Give a verbatim quotation of every record.

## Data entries
---
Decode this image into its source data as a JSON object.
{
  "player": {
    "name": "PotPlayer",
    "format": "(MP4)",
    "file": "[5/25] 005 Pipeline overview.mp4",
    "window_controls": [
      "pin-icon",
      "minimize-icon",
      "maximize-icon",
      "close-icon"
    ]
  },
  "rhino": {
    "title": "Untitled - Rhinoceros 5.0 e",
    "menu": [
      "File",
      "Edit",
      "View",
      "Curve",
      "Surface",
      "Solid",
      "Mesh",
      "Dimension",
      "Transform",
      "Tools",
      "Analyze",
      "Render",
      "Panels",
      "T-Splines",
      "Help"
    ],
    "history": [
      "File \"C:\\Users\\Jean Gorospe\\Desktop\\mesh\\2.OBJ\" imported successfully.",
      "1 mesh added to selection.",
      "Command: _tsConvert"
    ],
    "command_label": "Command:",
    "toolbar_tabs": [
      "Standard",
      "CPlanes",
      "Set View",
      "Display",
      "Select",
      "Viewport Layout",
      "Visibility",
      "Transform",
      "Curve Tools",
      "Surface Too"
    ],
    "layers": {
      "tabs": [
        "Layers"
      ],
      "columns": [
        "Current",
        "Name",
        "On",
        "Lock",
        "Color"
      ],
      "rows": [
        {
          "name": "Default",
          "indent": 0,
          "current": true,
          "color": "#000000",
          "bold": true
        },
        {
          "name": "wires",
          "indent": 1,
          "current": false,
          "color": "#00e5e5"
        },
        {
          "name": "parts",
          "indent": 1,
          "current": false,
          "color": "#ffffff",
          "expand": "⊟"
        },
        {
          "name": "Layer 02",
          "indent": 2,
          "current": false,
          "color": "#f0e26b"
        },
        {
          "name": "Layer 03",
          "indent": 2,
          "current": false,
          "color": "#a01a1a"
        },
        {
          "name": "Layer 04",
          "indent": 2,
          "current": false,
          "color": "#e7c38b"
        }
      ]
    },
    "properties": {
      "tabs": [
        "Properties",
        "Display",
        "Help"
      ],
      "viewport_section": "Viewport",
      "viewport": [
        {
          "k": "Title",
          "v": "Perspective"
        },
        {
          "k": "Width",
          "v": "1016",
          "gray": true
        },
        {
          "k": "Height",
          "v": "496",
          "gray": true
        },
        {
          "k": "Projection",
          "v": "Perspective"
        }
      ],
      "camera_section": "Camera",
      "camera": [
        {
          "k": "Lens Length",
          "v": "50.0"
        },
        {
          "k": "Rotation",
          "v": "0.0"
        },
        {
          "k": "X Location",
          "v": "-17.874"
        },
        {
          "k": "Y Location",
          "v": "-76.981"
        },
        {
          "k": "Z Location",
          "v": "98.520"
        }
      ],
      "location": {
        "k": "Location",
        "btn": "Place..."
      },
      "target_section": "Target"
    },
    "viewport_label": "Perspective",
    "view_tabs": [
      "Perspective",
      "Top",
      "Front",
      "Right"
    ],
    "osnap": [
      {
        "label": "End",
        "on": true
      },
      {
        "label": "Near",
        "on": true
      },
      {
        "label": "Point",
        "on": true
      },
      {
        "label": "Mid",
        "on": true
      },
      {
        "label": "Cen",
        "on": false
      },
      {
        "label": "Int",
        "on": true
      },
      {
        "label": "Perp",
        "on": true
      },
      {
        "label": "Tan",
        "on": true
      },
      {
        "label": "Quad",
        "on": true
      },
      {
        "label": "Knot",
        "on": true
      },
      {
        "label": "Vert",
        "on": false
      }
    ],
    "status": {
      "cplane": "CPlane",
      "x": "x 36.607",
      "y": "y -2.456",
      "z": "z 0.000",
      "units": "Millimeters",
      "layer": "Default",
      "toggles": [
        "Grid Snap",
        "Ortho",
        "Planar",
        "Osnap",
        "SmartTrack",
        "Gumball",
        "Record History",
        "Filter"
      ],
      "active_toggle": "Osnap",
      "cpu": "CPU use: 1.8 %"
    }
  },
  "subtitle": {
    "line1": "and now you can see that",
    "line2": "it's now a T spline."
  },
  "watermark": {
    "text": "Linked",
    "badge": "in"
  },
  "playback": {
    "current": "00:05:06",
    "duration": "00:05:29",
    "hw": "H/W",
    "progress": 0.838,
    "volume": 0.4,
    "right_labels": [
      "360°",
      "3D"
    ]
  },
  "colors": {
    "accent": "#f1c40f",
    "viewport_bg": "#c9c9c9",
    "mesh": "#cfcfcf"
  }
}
---
## Task output
Decode this image into its source data as a JSON object.
{
  "player": {
    "name": "PotPlayer",
    "format": "(MP4)",
    "file": "[5/25] 005 Pipeline overview.mp4",
    "window_controls": [
      "pin-icon",
      "minimize-icon",
      "maximize-icon",
      "close-icon"
    ]
  },
  "rhino": {
    "title": "Untitled - Rhinoceros 5.0 e",
    "menu": [
      "File",
      "Edit",
      "View",
      "Curve",
      "Surface",
      "Solid",
      "Mesh",
      "Dimension",
      "Transform",
      "Tools",
      "Analyze",
      "Render",
      "Panels",
      "T-Splines",
      "Help"
    ],
    "history": [
      "File \"C:\\Users\\Jean Gorospe\\Desktop\\mesh\\2.OBJ\" imported successfully.",
      "1 mesh added to selection.",
      "Command: _tsConvert"
    ],
    "command_label": "Command:",
    "toolbar_tabs": [
      "Standard",
      "CPlanes",
      "Set View",
      "Display",
      "Select",
      "Viewport Layout",
      "Visibility",
      "Transform",
      "Curve Tools",
      "Surface Too"
    ],
    "layers": {
      "tabs": [
        "Layers"
      ],
      "columns": [
        "Current",
        "Name",
        "On",
        "Lock",
        "Color"
      ],
      "rows": [
        {
          "name": "Default",
          "indent": 0,
          "current": true,
          "color": "#000000",
          "bold": true
        },
        {
          "name": "wires",
          "indent": 1,
          "current": false,
          "color": "#00e5e5"
        },
        {
          "name": "parts",
          "indent": 1,
          "current": false,
          "color": "#ffffff",
          "expand": "⊟"
        },
        {
          "name": "Layer 02",
          "indent": 2,
          "current": false,
          "color": "#f0e26b"
        },
        {
          "name": "Layer 03",
          "indent": 2,
          "current": false,
          "color": "#a01a1a"
        },
        {
          "name": "Layer 04",
          "indent": 2,
          "current": false,
          "color": "#e7c38b"
        }
      ]
    },
    "properties": {
      "tabs": [
        "Properties",
        "Display",
        "Help"
      ],
      "viewport_section": "Viewport",
      "viewport": [
        {
          "k": "Title",
          "v": "Perspective"
        },
        {
          "k": "Width",
          "v": "1016",
          "gray": true
        },
        {
          "k": "Height",
          "v": "496",
          "gray": true
        },
        {
          "k": "Projection",
          "v": "Perspective"
        }
      ],
      "camera_section": "Camera",
      "camera": [
        {
          "k": "Lens Length",
          "v": "50.0"
        },
        {
          "k": "Rotation",
          "v": "0.0"
        },
        {
          "k": "X Location",
          "v": "-17.874"
        },
        {
          "k": "Y Location",
          "v": "-76.981"
        },
        {
          "k": "Z Location",
          "v": "98.520"
        }
      ],
      "location": {
        "k": "Location",
        "btn": "Place..."
      },
      "target_section": "Target"
    },
    "viewport_label": "Perspective",
    "view_tabs": [
      "Perspective",
      "Top",
      "Front",
      "Right"
    ],
    "osnap": [
      {
        "label": "End",
        "on": true
      },
      {
        "label": "Near",
        "on": true
      },
      {
        "label": "Point",
        "on": true
      },
      {
        "label": "Mid",
        "on": true
      },
      {
        "label": "Cen",
        "on": false
      },
      {
        "label": "Int",
        "on": true
      },
      {
        "label": "Perp",
        "on": true
      },
      {
        "label": "Tan",
        "on": true
      },
      {
        "label": "Quad",
        "on": true
      },
      {
        "label": "Knot",
        "on": true
      },
      {
        "label": "Vert",
        "on": false
      }
    ],
    "status": {
      "cplane": "CPlane",
      "x": "x 36.607",
      "y": "y -2.456",
      "z": "z 0.000",
      "units": "Millimeters",
      "layer": "Default",
      "toggles": [
        "Grid Snap",
        "Ortho",
        "Planar",
        "Osnap",
        "SmartTrack",
        "Gumball",
        "Record History",
        "Filter"
      ],
      "active_toggle": "Osnap",
      "cpu": "CPU use: 1.8 %"
    }
  },
  "subtitle": {
    "line1": "and now you can see that",
    "line2": "it's now a T spline."
  },
  "watermark": {
    "text": "Linked",
    "badge": "in"
  },
  "playback": {
    "current": "00:05:06",
    "duration": "00:05:29",
    "hw": "H/W",
    "progress": 0.838,
    "volume": 0.4,
    "right_labels": [
      "360°",
      "3D"
    ]
  },
  "colors": {
    "accent": "#f1c40f",
    "viewport_bg": "#c9c9c9",
    "mesh": "#cfcfcf"
  }
}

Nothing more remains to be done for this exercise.